▸ READING TEXT:

Consider the following matrix,
nc <- 5000
nr <- 1024
m <- matrix(rnorm(nc*nr), ncol=nc)
I wish to take the difference between the rowMeans
of two groups of identical size taken at random in this matrix.
n <- 1000 # group size
system.time(replicate(100, {
ind1 <- sample(seq.int(nc), n)
ind2 <- sample(seq.int(nc), n)
rowMeans(m[, ind1]) - rowMeans(m[, ind2])
}))
It is quite slow, unfortunately I didn't understand the output of Rprof (it seemed most of the time was spent on is.data.frame
??)
Suggestions for something more efficient?
I have contemplated the following:
Rcpp
: from my online readings I believe R's rowMeans is quite efficient, so it's not clear it would help at this step. I'd like to be convinced of where the bottleneck really is first, maybe my whole design is suboptimal. If most of the time is spent in making copies for each of the smaller matrices, would Rcpp perform better?

▸ DATASET CONTENT:

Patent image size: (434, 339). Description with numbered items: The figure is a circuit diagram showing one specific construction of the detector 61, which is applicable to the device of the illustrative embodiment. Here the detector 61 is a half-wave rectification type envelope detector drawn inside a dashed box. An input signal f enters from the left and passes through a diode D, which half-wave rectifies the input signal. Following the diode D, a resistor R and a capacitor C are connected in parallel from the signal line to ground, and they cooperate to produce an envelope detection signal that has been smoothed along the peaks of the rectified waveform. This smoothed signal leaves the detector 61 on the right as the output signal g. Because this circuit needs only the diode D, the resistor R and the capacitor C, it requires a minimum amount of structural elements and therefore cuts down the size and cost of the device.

▸ ASSIGNMENT 1: In the question about speeding up rowMeans in R, which function did the Rprof output seem to show taking most of the time?
▸ ASSIGNMENT 2: Pick up the question about speeding up rowMeans in R after its last sentence and carry on writing it.

▸ EXPECTED ANSWER 1: is.data.frame

▸ EXPECTED ANSWER 2:
updating to R-devel, there seems to be a new .rowMeans
function more efficient yet. Has anyone tried it?
Thanks.
Each rowSums()
call on a subset of columns from m
can be seen as the matrix multiplication between m
and a vector of 0
or 1
indicating the selected columns. If you juxtapose all those vectors, you end up with a multiplication between two matrices (which is much more efficient):
ind1 <- replicate(100, seq.int(nc) %in% sample(seq.int(nc), n))
ind2 <- replicate(100, seq.int(nc) %in% sample(seq.int(nc), n))
output <- m %*% (ind1 - ind2)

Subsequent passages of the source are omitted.